Required task
Update the rows below by changing every "candle-body" to "candle", leaving everything else unchanged.

Provided entries
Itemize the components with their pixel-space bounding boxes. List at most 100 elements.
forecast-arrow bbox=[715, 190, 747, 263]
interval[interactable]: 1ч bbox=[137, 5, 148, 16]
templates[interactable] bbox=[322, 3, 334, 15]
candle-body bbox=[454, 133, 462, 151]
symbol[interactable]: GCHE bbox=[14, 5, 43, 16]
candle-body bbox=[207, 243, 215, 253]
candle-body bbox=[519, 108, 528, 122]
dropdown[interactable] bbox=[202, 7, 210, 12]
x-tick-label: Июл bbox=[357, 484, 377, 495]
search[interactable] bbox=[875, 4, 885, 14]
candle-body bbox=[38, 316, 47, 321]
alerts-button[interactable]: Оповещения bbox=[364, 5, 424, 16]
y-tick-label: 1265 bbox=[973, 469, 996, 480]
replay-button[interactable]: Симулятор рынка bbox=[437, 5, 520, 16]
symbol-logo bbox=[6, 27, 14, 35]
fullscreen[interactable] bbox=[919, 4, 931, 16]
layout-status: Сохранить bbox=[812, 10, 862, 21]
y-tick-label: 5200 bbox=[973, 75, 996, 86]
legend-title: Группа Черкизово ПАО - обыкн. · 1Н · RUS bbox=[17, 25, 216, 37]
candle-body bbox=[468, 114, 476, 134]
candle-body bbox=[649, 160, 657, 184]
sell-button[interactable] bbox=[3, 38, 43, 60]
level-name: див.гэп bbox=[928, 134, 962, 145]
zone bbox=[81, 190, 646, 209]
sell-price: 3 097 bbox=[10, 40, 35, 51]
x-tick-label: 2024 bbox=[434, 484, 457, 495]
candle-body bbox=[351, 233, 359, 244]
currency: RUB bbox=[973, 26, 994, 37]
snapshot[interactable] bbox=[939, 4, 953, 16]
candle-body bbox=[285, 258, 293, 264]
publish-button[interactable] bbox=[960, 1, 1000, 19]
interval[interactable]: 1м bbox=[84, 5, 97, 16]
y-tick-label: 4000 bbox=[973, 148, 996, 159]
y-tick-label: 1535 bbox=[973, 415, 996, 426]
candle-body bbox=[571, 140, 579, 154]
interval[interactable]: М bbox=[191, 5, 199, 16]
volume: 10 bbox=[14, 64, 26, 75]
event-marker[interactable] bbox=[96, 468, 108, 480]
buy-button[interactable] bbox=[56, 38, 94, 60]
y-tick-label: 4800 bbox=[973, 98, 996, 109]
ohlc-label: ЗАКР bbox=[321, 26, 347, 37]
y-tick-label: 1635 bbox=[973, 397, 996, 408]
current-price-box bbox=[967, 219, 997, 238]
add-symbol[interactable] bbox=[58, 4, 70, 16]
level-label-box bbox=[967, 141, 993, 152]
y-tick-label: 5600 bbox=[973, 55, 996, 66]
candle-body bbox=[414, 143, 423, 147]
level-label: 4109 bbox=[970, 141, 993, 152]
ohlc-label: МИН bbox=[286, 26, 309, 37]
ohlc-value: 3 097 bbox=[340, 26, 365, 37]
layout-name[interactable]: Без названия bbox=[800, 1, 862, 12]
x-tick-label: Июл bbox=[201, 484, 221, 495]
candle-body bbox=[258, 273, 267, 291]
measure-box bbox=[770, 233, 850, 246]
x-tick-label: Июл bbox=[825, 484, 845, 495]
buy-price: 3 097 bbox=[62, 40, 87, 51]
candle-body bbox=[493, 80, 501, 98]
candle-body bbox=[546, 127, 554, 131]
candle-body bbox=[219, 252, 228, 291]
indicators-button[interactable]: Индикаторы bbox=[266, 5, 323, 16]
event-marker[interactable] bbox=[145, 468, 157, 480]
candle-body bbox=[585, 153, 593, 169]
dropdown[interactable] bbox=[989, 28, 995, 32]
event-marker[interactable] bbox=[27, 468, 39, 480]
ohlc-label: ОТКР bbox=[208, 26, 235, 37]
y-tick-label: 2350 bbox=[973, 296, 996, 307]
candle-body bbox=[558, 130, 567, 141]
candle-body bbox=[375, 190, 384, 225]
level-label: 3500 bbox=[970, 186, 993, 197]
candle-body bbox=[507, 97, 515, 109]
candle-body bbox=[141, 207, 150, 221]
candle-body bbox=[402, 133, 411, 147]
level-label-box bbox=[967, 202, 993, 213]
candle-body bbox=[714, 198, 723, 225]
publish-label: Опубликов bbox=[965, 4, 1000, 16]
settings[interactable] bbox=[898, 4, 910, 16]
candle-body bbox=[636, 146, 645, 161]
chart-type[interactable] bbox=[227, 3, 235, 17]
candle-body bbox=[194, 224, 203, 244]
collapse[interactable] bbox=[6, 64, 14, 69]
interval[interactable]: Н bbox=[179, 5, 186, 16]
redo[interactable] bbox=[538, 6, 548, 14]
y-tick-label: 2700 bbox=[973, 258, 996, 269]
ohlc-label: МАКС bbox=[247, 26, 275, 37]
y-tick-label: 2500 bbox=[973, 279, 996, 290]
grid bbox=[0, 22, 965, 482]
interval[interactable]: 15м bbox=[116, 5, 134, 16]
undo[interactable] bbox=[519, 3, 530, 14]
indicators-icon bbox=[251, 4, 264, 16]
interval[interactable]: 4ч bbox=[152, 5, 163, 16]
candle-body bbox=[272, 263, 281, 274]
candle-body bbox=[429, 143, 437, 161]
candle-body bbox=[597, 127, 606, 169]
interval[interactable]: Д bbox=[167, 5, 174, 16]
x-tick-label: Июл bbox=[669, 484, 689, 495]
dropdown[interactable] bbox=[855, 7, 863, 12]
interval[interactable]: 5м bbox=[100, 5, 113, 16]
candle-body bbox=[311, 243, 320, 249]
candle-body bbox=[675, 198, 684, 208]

Answer
Itemize the components with their pixel-space bounding boxes. List at most 100 elements.
forecast-arrow bbox=[715, 190, 747, 263]
interval[interactable]: 1ч bbox=[137, 5, 148, 16]
templates[interactable] bbox=[322, 3, 334, 15]
candle bbox=[454, 133, 462, 151]
symbol[interactable]: GCHE bbox=[14, 5, 43, 16]
candle bbox=[207, 243, 215, 253]
candle bbox=[519, 108, 528, 122]
dropdown[interactable] bbox=[202, 7, 210, 12]
x-tick-label: Июл bbox=[357, 484, 377, 495]
search[interactable] bbox=[875, 4, 885, 14]
candle bbox=[38, 316, 47, 321]
alerts-button[interactable]: Оповещения bbox=[364, 5, 424, 16]
y-tick-label: 1265 bbox=[973, 469, 996, 480]
replay-button[interactable]: Симулятор рынка bbox=[437, 5, 520, 16]
symbol-logo bbox=[6, 27, 14, 35]
fullscreen[interactable] bbox=[919, 4, 931, 16]
layout-status: Сохранить bbox=[812, 10, 862, 21]
y-tick-label: 5200 bbox=[973, 75, 996, 86]
legend-title: Группа Черкизово ПАО - обыкн. · 1Н · RUS bbox=[17, 25, 216, 37]
candle bbox=[468, 114, 476, 134]
candle bbox=[649, 160, 657, 184]
sell-button[interactable] bbox=[3, 38, 43, 60]
level-name: див.гэп bbox=[928, 134, 962, 145]
zone bbox=[81, 190, 646, 209]
sell-price: 3 097 bbox=[10, 40, 35, 51]
x-tick-label: 2024 bbox=[434, 484, 457, 495]
candle bbox=[351, 233, 359, 244]
currency: RUB bbox=[973, 26, 994, 37]
snapshot[interactable] bbox=[939, 4, 953, 16]
candle bbox=[285, 258, 293, 264]
publish-button[interactable] bbox=[960, 1, 1000, 19]
interval[interactable]: 1м bbox=[84, 5, 97, 16]
y-tick-label: 4000 bbox=[973, 148, 996, 159]
y-tick-label: 1535 bbox=[973, 415, 996, 426]
candle bbox=[571, 140, 579, 154]
interval[interactable]: М bbox=[191, 5, 199, 16]
volume: 10 bbox=[14, 64, 26, 75]
event-marker[interactable] bbox=[96, 468, 108, 480]
buy-button[interactable] bbox=[56, 38, 94, 60]
y-tick-label: 4800 bbox=[973, 98, 996, 109]
ohlc-label: ЗАКР bbox=[321, 26, 347, 37]
y-tick-label: 1635 bbox=[973, 397, 996, 408]
current-price-box bbox=[967, 219, 997, 238]
add-symbol[interactable] bbox=[58, 4, 70, 16]
level-label-box bbox=[967, 141, 993, 152]
y-tick-label: 5600 bbox=[973, 55, 996, 66]
candle bbox=[414, 143, 423, 147]
level-label: 4109 bbox=[970, 141, 993, 152]
ohlc-label: МИН bbox=[286, 26, 309, 37]
ohlc-value: 3 097 bbox=[340, 26, 365, 37]
layout-name[interactable]: Без названия bbox=[800, 1, 862, 12]
x-tick-label: Июл bbox=[201, 484, 221, 495]
candle bbox=[258, 273, 267, 291]
measure-box bbox=[770, 233, 850, 246]
x-tick-label: Июл bbox=[825, 484, 845, 495]
buy-price: 3 097 bbox=[62, 40, 87, 51]
candle bbox=[493, 80, 501, 98]
candle bbox=[546, 127, 554, 131]
candle bbox=[219, 252, 228, 291]
indicators-button[interactable]: Индикаторы bbox=[266, 5, 323, 16]
event-marker[interactable] bbox=[145, 468, 157, 480]
candle bbox=[585, 153, 593, 169]
dropdown[interactable] bbox=[989, 28, 995, 32]
event-marker[interactable] bbox=[27, 468, 39, 480]
ohlc-label: ОТКР bbox=[208, 26, 235, 37]
y-tick-label: 2350 bbox=[973, 296, 996, 307]
candle bbox=[558, 130, 567, 141]
candle bbox=[375, 190, 384, 225]
level-label: 3500 bbox=[970, 186, 993, 197]
candle bbox=[507, 97, 515, 109]
candle bbox=[141, 207, 150, 221]
candle bbox=[402, 133, 411, 147]
level-label-box bbox=[967, 202, 993, 213]
candle bbox=[714, 198, 723, 225]
publish-label: Опубликов bbox=[965, 4, 1000, 16]
settings[interactable] bbox=[898, 4, 910, 16]
candle bbox=[636, 146, 645, 161]
chart-type[interactable] bbox=[227, 3, 235, 17]
candle bbox=[194, 224, 203, 244]
collapse[interactable] bbox=[6, 64, 14, 69]
interval[interactable]: Н bbox=[179, 5, 186, 16]
redo[interactable] bbox=[538, 6, 548, 14]
y-tick-label: 2700 bbox=[973, 258, 996, 269]
ohlc-label: МАКС bbox=[247, 26, 275, 37]
y-tick-label: 2500 bbox=[973, 279, 996, 290]
grid bbox=[0, 22, 965, 482]
interval[interactable]: 15м bbox=[116, 5, 134, 16]
undo[interactable] bbox=[519, 3, 530, 14]
indicators-icon bbox=[251, 4, 264, 16]
interval[interactable]: 4ч bbox=[152, 5, 163, 16]
candle bbox=[272, 263, 281, 274]
candle bbox=[429, 143, 437, 161]
candle bbox=[597, 127, 606, 169]
interval[interactable]: Д bbox=[167, 5, 174, 16]
x-tick-label: Июл bbox=[669, 484, 689, 495]
dropdown[interactable] bbox=[855, 7, 863, 12]
interval[interactable]: 5м bbox=[100, 5, 113, 16]
candle bbox=[311, 243, 320, 249]
candle bbox=[675, 198, 684, 208]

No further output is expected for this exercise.